What to do -
Quote the lines starting at the one containing "data-label: 23% AG bbox=[268, 392, 284, 438]" and ending at the one containing "data-label: 67% ABD bbox=[242, 158, 257, 212]", both included.

Supplied material -
═══
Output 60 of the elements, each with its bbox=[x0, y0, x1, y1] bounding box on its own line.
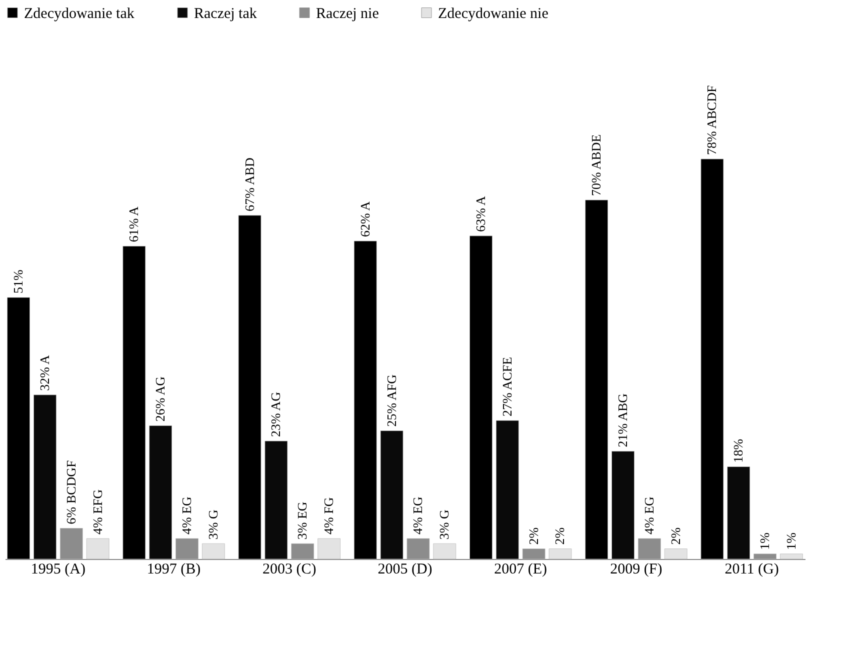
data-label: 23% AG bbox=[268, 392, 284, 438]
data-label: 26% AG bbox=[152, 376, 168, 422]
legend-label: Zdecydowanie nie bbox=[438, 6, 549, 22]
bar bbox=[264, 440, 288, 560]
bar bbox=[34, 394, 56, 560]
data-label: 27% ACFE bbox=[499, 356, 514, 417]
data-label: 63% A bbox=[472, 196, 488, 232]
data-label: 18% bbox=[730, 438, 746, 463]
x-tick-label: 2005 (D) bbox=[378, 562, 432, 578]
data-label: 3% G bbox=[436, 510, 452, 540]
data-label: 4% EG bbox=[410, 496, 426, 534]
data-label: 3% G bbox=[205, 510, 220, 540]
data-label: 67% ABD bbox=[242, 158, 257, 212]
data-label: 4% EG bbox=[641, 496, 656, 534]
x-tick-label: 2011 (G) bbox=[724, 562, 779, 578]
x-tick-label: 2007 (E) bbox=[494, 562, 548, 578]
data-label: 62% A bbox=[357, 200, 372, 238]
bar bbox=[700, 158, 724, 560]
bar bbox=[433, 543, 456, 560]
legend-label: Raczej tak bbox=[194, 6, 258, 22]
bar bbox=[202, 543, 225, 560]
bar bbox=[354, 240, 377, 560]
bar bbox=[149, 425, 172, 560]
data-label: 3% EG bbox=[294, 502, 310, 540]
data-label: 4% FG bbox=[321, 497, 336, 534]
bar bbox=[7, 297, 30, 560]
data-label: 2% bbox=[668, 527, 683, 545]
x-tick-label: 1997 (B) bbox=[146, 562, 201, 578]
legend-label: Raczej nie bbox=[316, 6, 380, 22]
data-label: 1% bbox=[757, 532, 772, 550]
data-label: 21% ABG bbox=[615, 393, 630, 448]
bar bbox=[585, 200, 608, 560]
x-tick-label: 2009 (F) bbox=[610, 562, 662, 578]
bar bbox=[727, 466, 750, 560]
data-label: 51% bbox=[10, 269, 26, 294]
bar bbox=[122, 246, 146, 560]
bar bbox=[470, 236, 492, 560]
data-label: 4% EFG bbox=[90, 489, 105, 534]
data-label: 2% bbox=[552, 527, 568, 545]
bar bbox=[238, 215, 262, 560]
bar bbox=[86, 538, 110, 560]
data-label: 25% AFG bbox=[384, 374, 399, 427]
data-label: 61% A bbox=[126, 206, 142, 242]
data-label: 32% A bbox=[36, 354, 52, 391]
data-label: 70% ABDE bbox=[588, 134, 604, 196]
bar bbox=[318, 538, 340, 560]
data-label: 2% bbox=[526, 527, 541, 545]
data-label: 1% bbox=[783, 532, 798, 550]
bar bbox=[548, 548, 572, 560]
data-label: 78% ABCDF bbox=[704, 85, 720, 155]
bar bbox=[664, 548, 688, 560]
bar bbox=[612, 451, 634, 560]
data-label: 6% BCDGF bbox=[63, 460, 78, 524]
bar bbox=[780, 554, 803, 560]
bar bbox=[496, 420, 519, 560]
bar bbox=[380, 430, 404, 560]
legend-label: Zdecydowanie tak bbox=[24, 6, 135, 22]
═══
Expected output -
data-label: 23% AG bbox=[268, 392, 284, 438]
data-label: 26% AG bbox=[152, 376, 168, 422]
legend-label: Zdecydowanie nie bbox=[438, 6, 549, 22]
bar bbox=[264, 440, 288, 560]
bar bbox=[34, 394, 56, 560]
data-label: 27% ACFE bbox=[499, 356, 514, 417]
data-label: 63% A bbox=[472, 196, 488, 232]
data-label: 18% bbox=[730, 438, 746, 463]
x-tick-label: 2005 (D) bbox=[378, 562, 432, 578]
data-label: 3% G bbox=[436, 510, 452, 540]
data-label: 4% EG bbox=[410, 496, 426, 534]
data-label: 3% G bbox=[205, 510, 220, 540]
data-label: 67% ABD bbox=[242, 158, 257, 212]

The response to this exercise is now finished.